(Passage shown):

## begin

In this notebook, we present how to build predictive models on tabular datasets.
In particular we will highlight:
To this aim, we will use data from the 1994 Census bureau database. The goal with this data is to regress wages from heterogeneous data such as age, employment, education, family information, etc.
Let's first load the data located in the datasets
folder.
import pandas as pd
df = pd.read_csv(
"https://www.openml.org/data/get_csv/1595261/adult-census.csv")
# Or use the local copy:
# df = pd.read_csv('../datasets/adult-census.csv')
Let's have a look at the first records of this data frame:
df.head()
age | workclass | fnlwgt | education | education-num | marital-status | occupation | relationship | race | sex | capital-gain | capital-loss | hours-per-week | native-country | class | |
---|---|---|---|---|---|---|---|---|---|---|---|---|---|---|---|
0 | 25 | Private | 226802 | 11th | 7 | Never-married | Machine-op-inspct | Own-child | Black | Male | 0 | 0 | 40 | United-States | <=50K |
1 | 38 | Private | 89814 | HS-grad | 9 | Married-civ-spouse | Farming-fishing | Husband | White | Male | 0 | 0 | 50 | United-States | <=50K |
2 | 28 | Local-gov | 336951 | Assoc-acdm | 12 | Married-civ-spouse | Protective-serv | Husband | White | Male | 0 | 0 | 40 | United-States | >50K |
3 | 44 | Private | 160323 | Some-college | 10 | Married-civ-spouse | Machine-op-inspct | Husband | Black | Male | 7688 | 0 | 40 | United-States | >50K |
4 | 18 | ? | 103497 | Some-college | 10 | Never-married | ? | Own-child | White | Female | 0 | 0 | 30 | United-States | <=50K |
The target variable in our study will be the "class" column while we will use the other columns as input variables for our model. This target column divides the samples (also known as records) into two groups: high income (>50K) vs low income (<=50K). The resulting prediction problem is therefore a binary classification problem.
For simplicity, we will ignore the "fnlwgt" (final weight) column that was crafted by the creators of the dataset when sampling the dataset to be representative of the full census database.
target_name = "class"
target = df[target_name].to_numpy()
target
array([' <=50K', ' <=50K', ' >50K', ..., ' <=50K', ' <=50K', ' >50K'], dtype=object)
data = df.drop(columns=[target_name, "fnlwgt"])
data.head()
age | workclass | education | education-num | marital-status | occupation | relationship | race | sex | capital-gain | capital-loss | hours-per-week | native-country | |
---|---|---|---|---|---|---|---|---|---|---|---|---|---|
0 | 25 | Private | 11th | 7 | Never-married | Machine-op-inspct | Own-child | Black | Male | 0 | 0 | 40 | United-States |
1 | 38 | Private | HS-grad | 9 | Married-civ-spouse | Farming-fishing | Husband | White | Male | 0 | 0 | 50 | United-States |
2 | 28 | Local-gov | Assoc-acdm | 12 | Married-civ-spouse | Protective-serv | Husband | White | Male | 0 | 0 | 40 | United-States |
3 | 44 | Private | Some-college | 10 | Married-civ-spouse | Machine-op-inspct | Husband | Black | Male | 7688 | 0 | 40 | United-States |
4 | 18 | ? | Some-college | 10 | Never-married | ? | Own-child | White | Female | 0 | 0 | 30 | United-States |
We can check the number of samples and the number of features available in the dataset:
print(
f"The dataset contains {data.shape[0]} samples and {data.shape[1]} "

## end

(To-do list):
1. Based on the census notebook, mark each statement yes or no, and quote the words of the text that settle it. (a) The data comes from the 1994 Census bureau database. (b) The "fnlwgt" column is kept as one of the input variables. (c) The "class" column splits the samples into high-income and low-income groups.
2. Carry on the census notebook from the point where it stops.
The data after this point is separate material, unrelated to the census notebook.

(Data provided):
## begin

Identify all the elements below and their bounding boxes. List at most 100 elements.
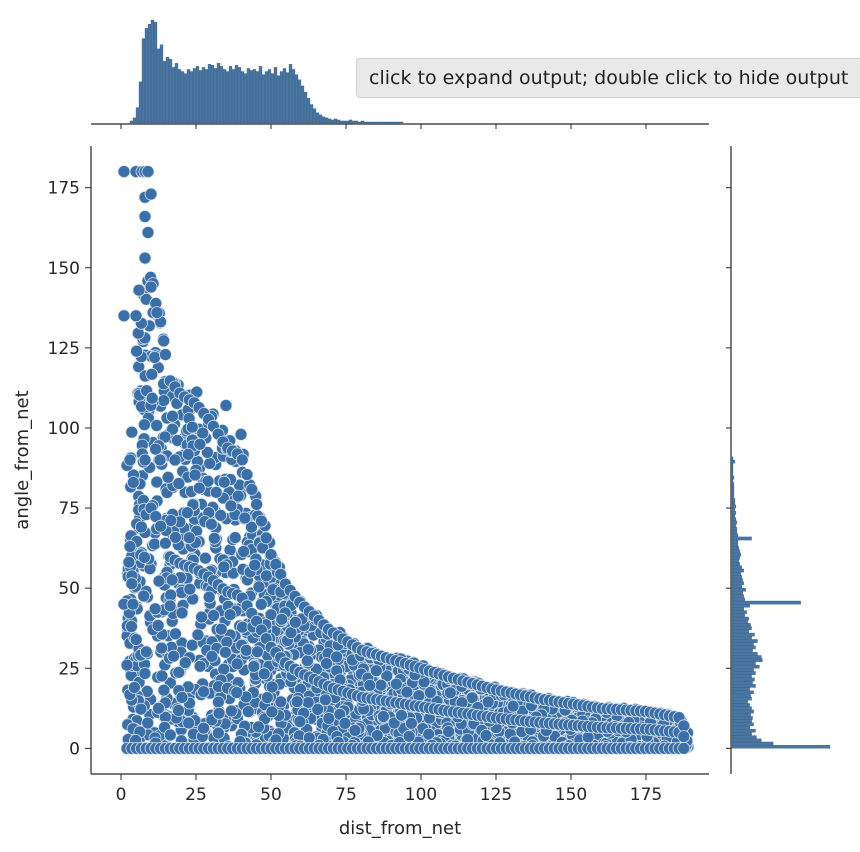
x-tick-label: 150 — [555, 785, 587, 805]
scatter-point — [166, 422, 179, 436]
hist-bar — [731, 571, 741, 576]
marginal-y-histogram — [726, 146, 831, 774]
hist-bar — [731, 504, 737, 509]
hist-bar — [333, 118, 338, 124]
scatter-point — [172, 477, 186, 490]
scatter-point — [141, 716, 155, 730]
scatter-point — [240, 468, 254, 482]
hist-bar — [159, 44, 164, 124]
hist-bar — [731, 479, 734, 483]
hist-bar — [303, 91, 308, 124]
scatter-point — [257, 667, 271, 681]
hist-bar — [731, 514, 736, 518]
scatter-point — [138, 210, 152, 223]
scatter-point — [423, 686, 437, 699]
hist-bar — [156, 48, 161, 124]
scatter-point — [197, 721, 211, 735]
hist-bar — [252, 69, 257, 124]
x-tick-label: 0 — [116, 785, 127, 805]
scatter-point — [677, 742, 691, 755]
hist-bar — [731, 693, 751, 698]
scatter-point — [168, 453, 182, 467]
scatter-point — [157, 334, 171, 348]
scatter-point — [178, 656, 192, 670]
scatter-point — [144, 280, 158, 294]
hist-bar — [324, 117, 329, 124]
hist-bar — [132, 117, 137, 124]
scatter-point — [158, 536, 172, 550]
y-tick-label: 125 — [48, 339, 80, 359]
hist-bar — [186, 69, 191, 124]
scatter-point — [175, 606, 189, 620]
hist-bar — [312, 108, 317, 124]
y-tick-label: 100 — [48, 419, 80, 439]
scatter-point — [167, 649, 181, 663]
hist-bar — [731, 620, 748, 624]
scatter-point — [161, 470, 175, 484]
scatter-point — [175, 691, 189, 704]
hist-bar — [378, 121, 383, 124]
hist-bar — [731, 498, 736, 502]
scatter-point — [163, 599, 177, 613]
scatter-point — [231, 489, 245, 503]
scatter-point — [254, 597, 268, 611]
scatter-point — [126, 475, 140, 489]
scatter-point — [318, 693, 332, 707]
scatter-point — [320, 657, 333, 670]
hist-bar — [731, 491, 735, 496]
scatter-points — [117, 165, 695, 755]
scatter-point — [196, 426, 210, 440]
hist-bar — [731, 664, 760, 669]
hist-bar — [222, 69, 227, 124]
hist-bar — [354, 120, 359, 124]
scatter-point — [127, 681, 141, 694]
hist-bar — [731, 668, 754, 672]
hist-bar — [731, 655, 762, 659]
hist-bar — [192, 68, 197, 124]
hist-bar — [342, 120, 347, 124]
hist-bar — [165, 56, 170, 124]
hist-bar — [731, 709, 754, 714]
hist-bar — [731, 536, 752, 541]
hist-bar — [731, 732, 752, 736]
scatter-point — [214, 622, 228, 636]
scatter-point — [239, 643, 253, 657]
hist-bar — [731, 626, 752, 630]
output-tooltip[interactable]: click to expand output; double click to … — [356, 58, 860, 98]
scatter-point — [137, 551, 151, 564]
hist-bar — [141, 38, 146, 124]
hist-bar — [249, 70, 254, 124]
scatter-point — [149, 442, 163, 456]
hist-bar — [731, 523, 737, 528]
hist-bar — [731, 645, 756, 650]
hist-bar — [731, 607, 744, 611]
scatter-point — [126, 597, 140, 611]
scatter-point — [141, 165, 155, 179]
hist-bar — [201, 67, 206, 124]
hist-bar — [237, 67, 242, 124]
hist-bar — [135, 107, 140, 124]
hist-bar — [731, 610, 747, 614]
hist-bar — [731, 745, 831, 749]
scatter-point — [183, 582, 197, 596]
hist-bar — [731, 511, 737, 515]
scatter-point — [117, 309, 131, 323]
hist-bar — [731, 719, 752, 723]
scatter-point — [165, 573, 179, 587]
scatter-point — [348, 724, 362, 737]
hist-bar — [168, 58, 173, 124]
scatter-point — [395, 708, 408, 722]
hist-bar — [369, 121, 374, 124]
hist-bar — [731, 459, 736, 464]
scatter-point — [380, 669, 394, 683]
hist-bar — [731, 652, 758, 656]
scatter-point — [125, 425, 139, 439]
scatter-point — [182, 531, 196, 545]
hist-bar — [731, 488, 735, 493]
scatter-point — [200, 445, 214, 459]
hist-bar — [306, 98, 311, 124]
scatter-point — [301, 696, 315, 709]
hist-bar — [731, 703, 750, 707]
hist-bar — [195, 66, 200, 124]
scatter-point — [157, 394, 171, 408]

## end

(Answers):
1.
(a) Yes: "we will use data from the 1994 Census bureau database"
(b) No: "we will ignore the "fnlwgt" (final weight) column"
(c) Yes: "This target column divides the samples (also known as records) into two groups: high income (>50K) vs low income (<=50K)."

2.
"features")
The dataset contains 48842 samples and 13 features
Numerical data is the most natural type of data used in machine learning and can (almost) directly be fed to predictive models. We can quickly have a look at such data by selecting the subset of numerical columns from the original data.
We will use this subset of data to fit a linear classification model to predict the income class.
data.columns
Index(['age', 'workclass', 'education', 'education-num', 'marital-status', 'occupation', 'relationship', 'race', 'sex', 'capital-gain', 'capital-loss', 'hours-per-week', 'native-country'], dtype='object')
data.dtypes
age int64 workclass object education object education-num int64 marital-status object occupation object relationship object race object sex object capital-gain int64 capital-loss int64 hours-per-week int64 native-country object dtype: object
# "i" denotes integer type, "f" denotes float type
numerical_columns = [
c for c in data.columns if data[c].dtype.kind in ["i", "f"]]
numerical_columns
['age', 'education-num', 'capital-gain', 'capital-loss', 'hours-per-week']
data_numeric = data[numerical_columns]
data_numeric.head()
age | education-num | capital-gain | capital-loss | hours-per-week | |
---|---|---|---|---|---|
0 | 25 | 7 | 0 | 0 | 40 |
1 | 38 | 9 | 0 | 0 | 50 |
2 | 28 | 12 | 0 | 0 | 40 |
3 | 44 | 10 | 7688 | 0 | 40 |
4 | 18 | 10 | 0 | 0 | 30 |
When building a machine learning model, it is important to leave out a subset of the data which we can use later to evaluate the trained model. The data used to fit a model a called training data while the one used to assess a model are called testing data.
Scikit-learn provides an helper function train_test_split
which will
split the dataset into a training and a testing set. It will ensure that
the data are shuffled randomly before splitting the data.
from sklearn.model_selection import train_test_split
data_train, data_test, target_train, target_test = train_test_split(
data_numeric, target, random_state=42)
print(
f"The training dataset contains {data_train.shape[0]} samples and "
f"{data_train.shape[1]} features")
print(
f"The testing dataset contains {data_test.shape[0]} samples and "
f"{data_test.shape[1]} features")
The training dataset contains 36631 samples and 5 features The testing dataset contains 12211 samples and 5 features
We will build a linear classification model called "Logistic Regression". The
fit
method is called to train the model from the input (features) and
target data. Only the training data should be given for this purpose.
In addition, check the time required to train the model and the number of iterations done by the solver to find a solution.
from sklearn.linear_model import LogisticRegression
import time
model = LogisticRegression(solver='lbfgs')
start = time.time()
model.fit(data_train, target_train)
elapsed_time = time.time() - start
print(f"The model {model.__class__.__name__} was trained in "
f"{elapsed_time:.3f} seconds for {model.n_iter_} iterations")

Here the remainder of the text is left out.